Take the material and output all of it exactly.

Lines of data:
##########

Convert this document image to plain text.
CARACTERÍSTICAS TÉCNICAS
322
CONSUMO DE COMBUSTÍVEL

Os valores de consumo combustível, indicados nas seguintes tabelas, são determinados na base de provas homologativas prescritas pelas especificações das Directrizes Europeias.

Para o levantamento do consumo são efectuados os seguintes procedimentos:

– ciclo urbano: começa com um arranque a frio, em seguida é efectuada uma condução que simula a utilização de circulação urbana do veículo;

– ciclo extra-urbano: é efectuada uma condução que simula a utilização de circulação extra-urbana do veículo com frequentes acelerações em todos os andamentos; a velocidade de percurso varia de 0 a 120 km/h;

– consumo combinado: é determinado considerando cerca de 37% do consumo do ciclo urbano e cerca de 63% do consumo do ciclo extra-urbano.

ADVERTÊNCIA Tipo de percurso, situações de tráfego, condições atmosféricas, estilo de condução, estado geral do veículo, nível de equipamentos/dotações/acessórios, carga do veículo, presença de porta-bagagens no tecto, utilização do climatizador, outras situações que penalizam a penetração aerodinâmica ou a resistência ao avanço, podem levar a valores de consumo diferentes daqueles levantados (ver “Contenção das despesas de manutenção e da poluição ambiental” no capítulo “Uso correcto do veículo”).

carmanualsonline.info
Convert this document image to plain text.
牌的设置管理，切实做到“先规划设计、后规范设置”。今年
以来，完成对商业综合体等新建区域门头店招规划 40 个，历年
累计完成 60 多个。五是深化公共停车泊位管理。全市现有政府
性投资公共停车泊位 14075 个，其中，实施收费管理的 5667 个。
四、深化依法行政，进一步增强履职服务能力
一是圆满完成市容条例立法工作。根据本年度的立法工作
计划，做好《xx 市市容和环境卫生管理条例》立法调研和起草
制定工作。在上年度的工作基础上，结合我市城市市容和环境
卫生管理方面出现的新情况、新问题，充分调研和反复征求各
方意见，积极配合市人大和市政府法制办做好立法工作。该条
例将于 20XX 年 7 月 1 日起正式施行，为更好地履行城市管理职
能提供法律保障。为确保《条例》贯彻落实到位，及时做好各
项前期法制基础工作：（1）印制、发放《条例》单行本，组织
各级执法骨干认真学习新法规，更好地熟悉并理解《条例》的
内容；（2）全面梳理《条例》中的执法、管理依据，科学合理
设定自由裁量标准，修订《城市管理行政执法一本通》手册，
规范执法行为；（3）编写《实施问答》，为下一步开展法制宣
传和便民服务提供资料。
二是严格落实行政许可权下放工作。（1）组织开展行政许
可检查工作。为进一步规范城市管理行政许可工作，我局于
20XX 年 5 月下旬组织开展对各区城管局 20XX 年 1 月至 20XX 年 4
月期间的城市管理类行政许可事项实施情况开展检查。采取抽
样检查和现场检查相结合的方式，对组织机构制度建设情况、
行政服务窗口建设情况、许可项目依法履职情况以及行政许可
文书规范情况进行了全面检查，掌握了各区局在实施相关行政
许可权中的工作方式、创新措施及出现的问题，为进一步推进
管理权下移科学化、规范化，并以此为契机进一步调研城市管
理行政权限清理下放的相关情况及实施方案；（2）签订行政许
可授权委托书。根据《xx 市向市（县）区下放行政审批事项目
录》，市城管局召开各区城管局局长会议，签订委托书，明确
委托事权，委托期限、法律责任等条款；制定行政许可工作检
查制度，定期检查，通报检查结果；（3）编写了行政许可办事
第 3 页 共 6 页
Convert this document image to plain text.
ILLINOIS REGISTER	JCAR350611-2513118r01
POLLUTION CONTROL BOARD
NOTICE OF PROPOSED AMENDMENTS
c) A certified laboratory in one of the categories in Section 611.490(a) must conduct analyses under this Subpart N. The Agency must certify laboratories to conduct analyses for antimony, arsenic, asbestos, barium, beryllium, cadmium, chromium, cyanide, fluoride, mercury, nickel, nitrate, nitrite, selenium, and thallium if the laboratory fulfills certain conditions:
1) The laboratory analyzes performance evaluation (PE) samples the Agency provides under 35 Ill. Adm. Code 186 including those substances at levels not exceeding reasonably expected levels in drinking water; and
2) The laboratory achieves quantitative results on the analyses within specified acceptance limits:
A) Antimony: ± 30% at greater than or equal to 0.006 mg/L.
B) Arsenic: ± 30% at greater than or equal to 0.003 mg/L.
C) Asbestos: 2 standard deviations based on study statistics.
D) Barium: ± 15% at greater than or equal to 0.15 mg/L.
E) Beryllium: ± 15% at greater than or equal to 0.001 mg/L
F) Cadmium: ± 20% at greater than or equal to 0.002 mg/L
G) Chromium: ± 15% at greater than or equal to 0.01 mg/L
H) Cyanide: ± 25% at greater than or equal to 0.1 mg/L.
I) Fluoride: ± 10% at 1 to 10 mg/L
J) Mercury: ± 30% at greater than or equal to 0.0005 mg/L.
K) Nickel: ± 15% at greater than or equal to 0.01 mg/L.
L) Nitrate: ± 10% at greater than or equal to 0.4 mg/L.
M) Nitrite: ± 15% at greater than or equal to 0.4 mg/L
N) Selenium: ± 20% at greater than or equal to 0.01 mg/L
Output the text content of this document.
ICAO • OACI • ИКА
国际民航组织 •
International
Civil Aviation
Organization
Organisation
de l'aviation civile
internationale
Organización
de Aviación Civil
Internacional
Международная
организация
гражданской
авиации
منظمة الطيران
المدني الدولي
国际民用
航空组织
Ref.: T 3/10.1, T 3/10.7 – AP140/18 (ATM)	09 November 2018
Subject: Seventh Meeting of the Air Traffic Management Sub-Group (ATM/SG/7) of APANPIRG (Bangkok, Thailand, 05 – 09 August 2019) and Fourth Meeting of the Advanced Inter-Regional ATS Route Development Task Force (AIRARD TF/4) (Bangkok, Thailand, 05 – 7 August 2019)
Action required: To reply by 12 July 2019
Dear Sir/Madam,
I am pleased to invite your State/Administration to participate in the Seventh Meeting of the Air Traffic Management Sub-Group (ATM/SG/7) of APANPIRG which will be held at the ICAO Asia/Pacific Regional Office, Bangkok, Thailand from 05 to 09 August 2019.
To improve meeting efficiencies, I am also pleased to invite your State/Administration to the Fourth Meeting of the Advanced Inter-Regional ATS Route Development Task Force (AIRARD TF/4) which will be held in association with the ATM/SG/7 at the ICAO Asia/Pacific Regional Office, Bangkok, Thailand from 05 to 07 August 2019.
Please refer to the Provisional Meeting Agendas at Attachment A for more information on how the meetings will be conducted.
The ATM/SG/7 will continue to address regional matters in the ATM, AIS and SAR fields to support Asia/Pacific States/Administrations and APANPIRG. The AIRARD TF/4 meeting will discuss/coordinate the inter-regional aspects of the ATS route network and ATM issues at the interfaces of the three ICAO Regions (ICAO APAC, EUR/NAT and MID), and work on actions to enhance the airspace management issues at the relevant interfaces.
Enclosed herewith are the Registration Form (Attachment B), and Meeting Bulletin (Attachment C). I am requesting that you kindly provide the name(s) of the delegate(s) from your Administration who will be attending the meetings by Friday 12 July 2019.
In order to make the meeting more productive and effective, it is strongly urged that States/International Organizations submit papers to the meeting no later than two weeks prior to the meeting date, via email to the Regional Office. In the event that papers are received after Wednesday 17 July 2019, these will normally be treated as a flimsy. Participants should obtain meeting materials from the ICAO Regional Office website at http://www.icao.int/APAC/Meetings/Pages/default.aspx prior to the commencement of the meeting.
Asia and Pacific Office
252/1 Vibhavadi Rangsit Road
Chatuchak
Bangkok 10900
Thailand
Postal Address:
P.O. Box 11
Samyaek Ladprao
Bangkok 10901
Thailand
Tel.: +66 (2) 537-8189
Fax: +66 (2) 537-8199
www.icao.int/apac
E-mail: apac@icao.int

##########

-- Result of the task --
Convert this document image to plain text.
CARACTERÍSTICAS TÉCNICAS
322
CONSUMO DE COMBUSTÍVEL

Os valores de consumo combustível, indicados nas seguintes tabelas, são determinados na base de provas homologativas prescritas pelas especificações das Directrizes Europeias.

Para o levantamento do consumo são efectuados os seguintes procedimentos:

– ciclo urbano: começa com um arranque a frio, em seguida é efectuada uma condução que simula a utilização de circulação urbana do veículo;

– ciclo extra-urbano: é efectuada uma condução que simula a utilização de circulação extra-urbana do veículo com frequentes acelerações em todos os andamentos; a velocidade de percurso varia de 0 a 120 km/h;

– consumo combinado: é determinado considerando cerca de 37% do consumo do ciclo urbano e cerca de 63% do consumo do ciclo extra-urbano.

ADVERTÊNCIA Tipo de percurso, situações de tráfego, condições atmosféricas, estilo de condução, estado geral do veículo, nível de equipamentos/dotações/acessórios, carga do veículo, presença de porta-bagagens no tecto, utilização do climatizador, outras situações que penalizam a penetração aerodinâmica ou a resistência ao avanço, podem levar a valores de consumo diferentes daqueles levantados (ver “Contenção das despesas de manutenção e da poluição ambiental” no capítulo “Uso correcto do veículo”).

carmanualsonline.info
Convert this document image to plain text.
牌的设置管理，切实做到“先规划设计、后规范设置”。今年
以来，完成对商业综合体等新建区域门头店招规划 40 个，历年
累计完成 60 多个。五是深化公共停车泊位管理。全市现有政府
性投资公共停车泊位 14075 个，其中，实施收费管理的 5667 个。
四、深化依法行政，进一步增强履职服务能力
一是圆满完成市容条例立法工作。根据本年度的立法工作
计划，做好《xx 市市容和环境卫生管理条例》立法调研和起草
制定工作。在上年度的工作基础上，结合我市城市市容和环境
卫生管理方面出现的新情况、新问题，充分调研和反复征求各
方意见，积极配合市人大和市政府法制办做好立法工作。该条
例将于 20XX 年 7 月 1 日起正式施行，为更好地履行城市管理职
能提供法律保障。为确保《条例》贯彻落实到位，及时做好各
项前期法制基础工作：（1）印制、发放《条例》单行本，组织
各级执法骨干认真学习新法规，更好地熟悉并理解《条例》的
内容；（2）全面梳理《条例》中的执法、管理依据，科学合理
设定自由裁量标准，修订《城市管理行政执法一本通》手册，
规范执法行为；（3）编写《实施问答》，为下一步开展法制宣
传和便民服务提供资料。
二是严格落实行政许可权下放工作。（1）组织开展行政许
可检查工作。为进一步规范城市管理行政许可工作，我局于
20XX 年 5 月下旬组织开展对各区城管局 20XX 年 1 月至 20XX 年 4
月期间的城市管理类行政许可事项实施情况开展检查。采取抽
样检查和现场检查相结合的方式，对组织机构制度建设情况、
行政服务窗口建设情况、许可项目依法履职情况以及行政许可
文书规范情况进行了全面检查，掌握了各区局在实施相关行政
许可权中的工作方式、创新措施及出现的问题，为进一步推进
管理权下移科学化、规范化，并以此为契机进一步调研城市管
理行政权限清理下放的相关情况及实施方案；（2）签订行政许
可授权委托书。根据《xx 市向市（县）区下放行政审批事项目
录》，市城管局召开各区城管局局长会议，签订委托书，明确
委托事权，委托期限、法律责任等条款；制定行政许可工作检
查制度，定期检查，通报检查结果；（3）编写了行政许可办事
第 3 页 共 6 页
Convert this document image to plain text.
ILLINOIS REGISTER	JCAR350611-2513118r01
POLLUTION CONTROL BOARD
NOTICE OF PROPOSED AMENDMENTS
c) A certified laboratory in one of the categories in Section 611.490(a) must conduct analyses under this Subpart N. The Agency must certify laboratories to conduct analyses for antimony, arsenic, asbestos, barium, beryllium, cadmium, chromium, cyanide, fluoride, mercury, nickel, nitrate, nitrite, selenium, and thallium if the laboratory fulfills certain conditions:
1) The laboratory analyzes performance evaluation (PE) samples the Agency provides under 35 Ill. Adm. Code 186 including those substances at levels not exceeding reasonably expected levels in drinking water; and
2) The laboratory achieves quantitative results on the analyses within specified acceptance limits:
A) Antimony: ± 30% at greater than or equal to 0.006 mg/L.
B) Arsenic: ± 30% at greater than or equal to 0.003 mg/L.
C) Asbestos: 2 standard deviations based on study statistics.
D) Barium: ± 15% at greater than or equal to 0.15 mg/L.
E) Beryllium: ± 15% at greater than or equal to 0.001 mg/L
F) Cadmium: ± 20% at greater than or equal to 0.002 mg/L
G) Chromium: ± 15% at greater than or equal to 0.01 mg/L
H) Cyanide: ± 25% at greater than or equal to 0.1 mg/L.
I) Fluoride: ± 10% at 1 to 10 mg/L
J) Mercury: ± 30% at greater than or equal to 0.0005 mg/L.
K) Nickel: ± 15% at greater than or equal to 0.01 mg/L.
L) Nitrate: ± 10% at greater than or equal to 0.4 mg/L.
M) Nitrite: ± 15% at greater than or equal to 0.4 mg/L
N) Selenium: ± 20% at greater than or equal to 0.01 mg/L
Output the text content of this document.
ICAO • OACI • ИКА
国际民航组织 •
International
Civil Aviation
Organization
Organisation
de l'aviation civile
internationale
Organización
de Aviación Civil
Internacional
Международная
организация
гражданской
авиации
منظمة الطيران
المدني الدولي
国际民用
航空组织
Ref.: T 3/10.1, T 3/10.7 – AP140/18 (ATM)	09 November 2018
Subject: Seventh Meeting of the Air Traffic Management Sub-Group (ATM/SG/7) of APANPIRG (Bangkok, Thailand, 05 – 09 August 2019) and Fourth Meeting of the Advanced Inter-Regional ATS Route Development Task Force (AIRARD TF/4) (Bangkok, Thailand, 05 – 7 August 2019)
Action required: To reply by 12 July 2019
Dear Sir/Madam,
I am pleased to invite your State/Administration to participate in the Seventh Meeting of the Air Traffic Management Sub-Group (ATM/SG/7) of APANPIRG which will be held at the ICAO Asia/Pacific Regional Office, Bangkok, Thailand from 05 to 09 August 2019.
To improve meeting efficiencies, I am also pleased to invite your State/Administration to the Fourth Meeting of the Advanced Inter-Regional ATS Route Development Task Force (AIRARD TF/4) which will be held in association with the ATM/SG/7 at the ICAO Asia/Pacific Regional Office, Bangkok, Thailand from 05 to 07 August 2019.
Please refer to the Provisional Meeting Agendas at Attachment A for more information on how the meetings will be conducted.
The ATM/SG/7 will continue to address regional matters in the ATM, AIS and SAR fields to support Asia/Pacific States/Administrations and APANPIRG. The AIRARD TF/4 meeting will discuss/coordinate the inter-regional aspects of the ATS route network and ATM issues at the interfaces of the three ICAO Regions (ICAO APAC, EUR/NAT and MID), and work on actions to enhance the airspace management issues at the relevant interfaces.
Enclosed herewith are the Registration Form (Attachment B), and Meeting Bulletin (Attachment C). I am requesting that you kindly provide the name(s) of the delegate(s) from your Administration who will be attending the meetings by Friday 12 July 2019.
In order to make the meeting more productive and effective, it is strongly urged that States/International Organizations submit papers to the meeting no later than two weeks prior to the meeting date, via email to the Regional Office. In the event that papers are received after Wednesday 17 July 2019, these will normally be treated as a flimsy. Participants should obtain meeting materials from the ICAO Regional Office website at http://www.icao.int/APAC/Meetings/Pages/default.aspx prior to the commencement of the meeting.
Asia and Pacific Office
252/1 Vibhavadi Rangsit Road
Chatuchak
Bangkok 10900
Thailand
Postal Address:
P.O. Box 11
Samyaek Ladprao
Bangkok 10901
Thailand
Tel.: +66 (2) 537-8189
Fax: +66 (2) 537-8199
www.icao.int/apac
E-mail: apac@icao.int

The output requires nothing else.